*Data to process*:

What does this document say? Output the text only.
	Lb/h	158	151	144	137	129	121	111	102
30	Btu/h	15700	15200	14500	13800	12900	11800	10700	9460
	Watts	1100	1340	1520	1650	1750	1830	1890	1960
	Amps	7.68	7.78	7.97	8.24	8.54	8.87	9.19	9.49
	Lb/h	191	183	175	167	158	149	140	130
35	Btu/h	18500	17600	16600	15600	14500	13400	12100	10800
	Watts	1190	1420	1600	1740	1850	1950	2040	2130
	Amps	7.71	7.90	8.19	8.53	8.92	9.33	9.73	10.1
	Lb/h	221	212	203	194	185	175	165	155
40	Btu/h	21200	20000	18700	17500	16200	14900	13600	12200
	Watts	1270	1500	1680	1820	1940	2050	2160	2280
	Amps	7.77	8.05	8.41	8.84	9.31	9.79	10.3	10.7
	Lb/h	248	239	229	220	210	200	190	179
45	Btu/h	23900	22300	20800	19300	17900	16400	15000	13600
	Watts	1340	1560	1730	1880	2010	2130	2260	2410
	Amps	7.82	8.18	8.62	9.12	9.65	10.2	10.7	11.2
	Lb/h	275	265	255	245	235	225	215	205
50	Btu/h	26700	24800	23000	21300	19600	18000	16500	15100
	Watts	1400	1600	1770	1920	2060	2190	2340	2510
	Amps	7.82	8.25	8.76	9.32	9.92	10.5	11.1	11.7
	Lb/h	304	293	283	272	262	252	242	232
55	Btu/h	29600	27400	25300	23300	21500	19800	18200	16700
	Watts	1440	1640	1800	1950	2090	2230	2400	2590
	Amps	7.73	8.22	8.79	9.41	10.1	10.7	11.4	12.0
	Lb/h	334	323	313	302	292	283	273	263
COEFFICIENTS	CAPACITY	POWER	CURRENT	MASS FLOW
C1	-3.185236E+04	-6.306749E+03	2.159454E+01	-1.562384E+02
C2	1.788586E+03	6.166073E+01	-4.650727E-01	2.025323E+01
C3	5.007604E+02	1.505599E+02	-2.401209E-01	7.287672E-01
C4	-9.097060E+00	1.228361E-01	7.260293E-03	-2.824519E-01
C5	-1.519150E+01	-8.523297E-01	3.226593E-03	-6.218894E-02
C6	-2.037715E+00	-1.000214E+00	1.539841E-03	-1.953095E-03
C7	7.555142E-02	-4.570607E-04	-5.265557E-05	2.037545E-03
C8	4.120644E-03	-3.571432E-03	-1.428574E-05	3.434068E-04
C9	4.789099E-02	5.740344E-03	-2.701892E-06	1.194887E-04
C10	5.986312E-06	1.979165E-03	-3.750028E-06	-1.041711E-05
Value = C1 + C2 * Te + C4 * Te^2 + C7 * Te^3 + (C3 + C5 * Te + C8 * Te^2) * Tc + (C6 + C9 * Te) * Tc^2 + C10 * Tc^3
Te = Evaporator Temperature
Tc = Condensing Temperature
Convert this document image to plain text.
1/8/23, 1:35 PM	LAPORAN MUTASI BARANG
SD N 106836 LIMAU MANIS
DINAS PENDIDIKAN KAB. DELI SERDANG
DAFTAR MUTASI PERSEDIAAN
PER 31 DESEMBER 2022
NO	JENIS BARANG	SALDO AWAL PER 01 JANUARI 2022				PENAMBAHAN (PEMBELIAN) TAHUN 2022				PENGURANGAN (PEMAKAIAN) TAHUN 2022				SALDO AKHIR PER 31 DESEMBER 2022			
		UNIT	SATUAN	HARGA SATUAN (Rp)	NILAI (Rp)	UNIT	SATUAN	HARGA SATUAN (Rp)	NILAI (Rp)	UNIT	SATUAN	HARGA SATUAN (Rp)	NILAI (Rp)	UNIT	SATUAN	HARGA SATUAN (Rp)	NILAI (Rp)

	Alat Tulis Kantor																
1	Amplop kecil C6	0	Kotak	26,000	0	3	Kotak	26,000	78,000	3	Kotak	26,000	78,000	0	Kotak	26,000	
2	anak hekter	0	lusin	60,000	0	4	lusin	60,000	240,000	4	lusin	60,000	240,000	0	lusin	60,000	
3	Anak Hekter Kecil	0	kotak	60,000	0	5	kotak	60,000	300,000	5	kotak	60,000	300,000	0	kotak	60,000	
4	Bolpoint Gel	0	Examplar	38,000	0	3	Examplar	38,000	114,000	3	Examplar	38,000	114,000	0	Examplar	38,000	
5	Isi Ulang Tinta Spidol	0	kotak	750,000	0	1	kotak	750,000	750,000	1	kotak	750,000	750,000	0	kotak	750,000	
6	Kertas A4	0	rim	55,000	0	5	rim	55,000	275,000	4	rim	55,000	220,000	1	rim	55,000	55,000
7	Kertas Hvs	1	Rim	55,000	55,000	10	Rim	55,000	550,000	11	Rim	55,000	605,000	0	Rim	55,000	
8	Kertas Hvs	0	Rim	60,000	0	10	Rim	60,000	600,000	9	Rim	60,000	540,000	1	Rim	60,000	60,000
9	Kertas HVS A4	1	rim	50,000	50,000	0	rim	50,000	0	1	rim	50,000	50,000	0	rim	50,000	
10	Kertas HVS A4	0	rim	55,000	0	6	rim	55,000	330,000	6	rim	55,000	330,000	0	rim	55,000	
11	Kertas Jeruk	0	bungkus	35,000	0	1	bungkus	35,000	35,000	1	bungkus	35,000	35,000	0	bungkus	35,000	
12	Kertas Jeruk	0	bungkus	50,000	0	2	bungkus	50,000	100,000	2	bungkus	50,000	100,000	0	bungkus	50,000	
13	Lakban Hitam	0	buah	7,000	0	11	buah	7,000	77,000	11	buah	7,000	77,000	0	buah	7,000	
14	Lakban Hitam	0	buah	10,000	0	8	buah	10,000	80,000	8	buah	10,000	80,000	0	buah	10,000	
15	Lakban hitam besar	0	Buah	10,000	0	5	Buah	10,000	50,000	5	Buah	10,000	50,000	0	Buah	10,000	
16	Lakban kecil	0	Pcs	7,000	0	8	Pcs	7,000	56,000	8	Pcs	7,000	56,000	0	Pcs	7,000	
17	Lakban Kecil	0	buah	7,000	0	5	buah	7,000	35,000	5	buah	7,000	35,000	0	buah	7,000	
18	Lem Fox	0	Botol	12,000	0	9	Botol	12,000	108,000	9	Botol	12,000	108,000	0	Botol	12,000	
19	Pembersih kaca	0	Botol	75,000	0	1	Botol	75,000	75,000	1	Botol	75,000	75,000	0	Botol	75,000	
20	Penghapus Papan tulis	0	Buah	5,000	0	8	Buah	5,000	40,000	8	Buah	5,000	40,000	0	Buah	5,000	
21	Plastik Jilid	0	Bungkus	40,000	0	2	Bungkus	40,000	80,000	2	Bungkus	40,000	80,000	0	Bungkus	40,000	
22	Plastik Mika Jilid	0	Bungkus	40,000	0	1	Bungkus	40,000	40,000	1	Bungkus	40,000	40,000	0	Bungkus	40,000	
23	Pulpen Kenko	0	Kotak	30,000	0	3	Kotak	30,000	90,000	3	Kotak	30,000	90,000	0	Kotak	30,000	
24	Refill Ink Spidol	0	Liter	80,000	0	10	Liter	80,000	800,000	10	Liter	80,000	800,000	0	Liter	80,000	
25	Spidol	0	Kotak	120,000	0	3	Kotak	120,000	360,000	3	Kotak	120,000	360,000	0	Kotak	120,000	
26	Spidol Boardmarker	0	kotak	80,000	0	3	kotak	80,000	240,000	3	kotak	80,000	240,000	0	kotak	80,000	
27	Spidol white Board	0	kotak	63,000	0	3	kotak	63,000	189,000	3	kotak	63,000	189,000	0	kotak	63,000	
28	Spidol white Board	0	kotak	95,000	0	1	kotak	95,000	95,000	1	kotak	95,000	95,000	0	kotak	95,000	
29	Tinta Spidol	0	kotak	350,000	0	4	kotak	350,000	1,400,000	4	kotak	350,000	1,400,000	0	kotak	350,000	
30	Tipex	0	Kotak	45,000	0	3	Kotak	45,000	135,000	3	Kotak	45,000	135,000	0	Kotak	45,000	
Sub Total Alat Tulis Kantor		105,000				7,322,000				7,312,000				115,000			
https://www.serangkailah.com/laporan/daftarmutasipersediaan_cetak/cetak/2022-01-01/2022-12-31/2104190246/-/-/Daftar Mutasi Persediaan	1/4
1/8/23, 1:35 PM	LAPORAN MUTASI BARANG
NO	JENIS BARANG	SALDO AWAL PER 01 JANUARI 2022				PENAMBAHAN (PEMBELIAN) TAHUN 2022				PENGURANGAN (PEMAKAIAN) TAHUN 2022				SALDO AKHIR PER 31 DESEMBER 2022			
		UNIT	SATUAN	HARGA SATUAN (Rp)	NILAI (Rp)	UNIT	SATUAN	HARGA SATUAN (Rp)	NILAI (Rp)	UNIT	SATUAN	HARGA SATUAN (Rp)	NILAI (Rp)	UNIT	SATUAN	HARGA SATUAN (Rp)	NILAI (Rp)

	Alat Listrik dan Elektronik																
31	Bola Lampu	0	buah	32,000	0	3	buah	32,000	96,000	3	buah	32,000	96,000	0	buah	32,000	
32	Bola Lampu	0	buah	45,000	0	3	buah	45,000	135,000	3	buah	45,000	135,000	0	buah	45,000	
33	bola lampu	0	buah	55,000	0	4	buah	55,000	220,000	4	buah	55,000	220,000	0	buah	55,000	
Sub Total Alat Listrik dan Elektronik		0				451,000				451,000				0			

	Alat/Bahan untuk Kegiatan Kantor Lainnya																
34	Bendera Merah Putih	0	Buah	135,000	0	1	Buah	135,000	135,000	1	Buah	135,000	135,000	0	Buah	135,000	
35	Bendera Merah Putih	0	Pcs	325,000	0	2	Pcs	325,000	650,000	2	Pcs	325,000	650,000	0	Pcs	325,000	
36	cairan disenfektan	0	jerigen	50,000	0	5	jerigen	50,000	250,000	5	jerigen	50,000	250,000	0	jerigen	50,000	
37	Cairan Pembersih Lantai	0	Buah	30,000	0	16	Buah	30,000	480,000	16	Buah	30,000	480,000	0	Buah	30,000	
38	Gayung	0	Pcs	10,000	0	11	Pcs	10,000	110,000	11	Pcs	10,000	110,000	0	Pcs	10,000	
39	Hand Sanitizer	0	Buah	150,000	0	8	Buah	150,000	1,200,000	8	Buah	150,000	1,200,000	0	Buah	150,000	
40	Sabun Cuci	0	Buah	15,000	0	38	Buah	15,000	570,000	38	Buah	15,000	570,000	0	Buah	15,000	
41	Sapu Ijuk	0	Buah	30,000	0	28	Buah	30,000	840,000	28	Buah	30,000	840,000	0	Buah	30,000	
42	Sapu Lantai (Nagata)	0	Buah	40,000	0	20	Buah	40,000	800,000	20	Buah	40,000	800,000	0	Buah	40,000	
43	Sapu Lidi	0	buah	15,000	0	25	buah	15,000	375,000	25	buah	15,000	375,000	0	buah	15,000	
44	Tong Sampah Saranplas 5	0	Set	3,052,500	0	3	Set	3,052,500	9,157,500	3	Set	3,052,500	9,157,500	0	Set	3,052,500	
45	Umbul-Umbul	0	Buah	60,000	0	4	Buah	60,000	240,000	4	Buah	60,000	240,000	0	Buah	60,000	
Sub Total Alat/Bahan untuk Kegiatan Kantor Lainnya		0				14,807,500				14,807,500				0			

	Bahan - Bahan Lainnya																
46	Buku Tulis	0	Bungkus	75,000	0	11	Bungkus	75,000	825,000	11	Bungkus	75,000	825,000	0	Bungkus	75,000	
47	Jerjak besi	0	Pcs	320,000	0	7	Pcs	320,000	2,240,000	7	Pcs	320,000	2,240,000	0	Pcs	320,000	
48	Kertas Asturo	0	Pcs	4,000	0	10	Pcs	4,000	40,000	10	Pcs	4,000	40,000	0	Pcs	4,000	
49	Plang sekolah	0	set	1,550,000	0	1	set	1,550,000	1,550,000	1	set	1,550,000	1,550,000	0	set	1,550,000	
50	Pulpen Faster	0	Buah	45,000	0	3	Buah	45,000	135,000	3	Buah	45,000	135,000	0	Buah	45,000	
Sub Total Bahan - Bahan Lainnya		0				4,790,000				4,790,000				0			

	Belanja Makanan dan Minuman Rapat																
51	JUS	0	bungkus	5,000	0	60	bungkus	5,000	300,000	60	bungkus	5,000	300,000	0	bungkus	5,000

*Problem to work on*: Return each line of the listing that holds the string "Jeruk".

*Solved exercise*:
11	Kertas Jeruk	0	bungkus	35,000	0	1	bungkus	35,000	35,000	1	bungkus	35,000	35,000	0	bungkus	35,000	
12	Kertas Jeruk	0	bungkus	50,000	0	2	bungkus	50,000	100,000	2	bungkus	50,000	100,000	0	bungkus	50,000	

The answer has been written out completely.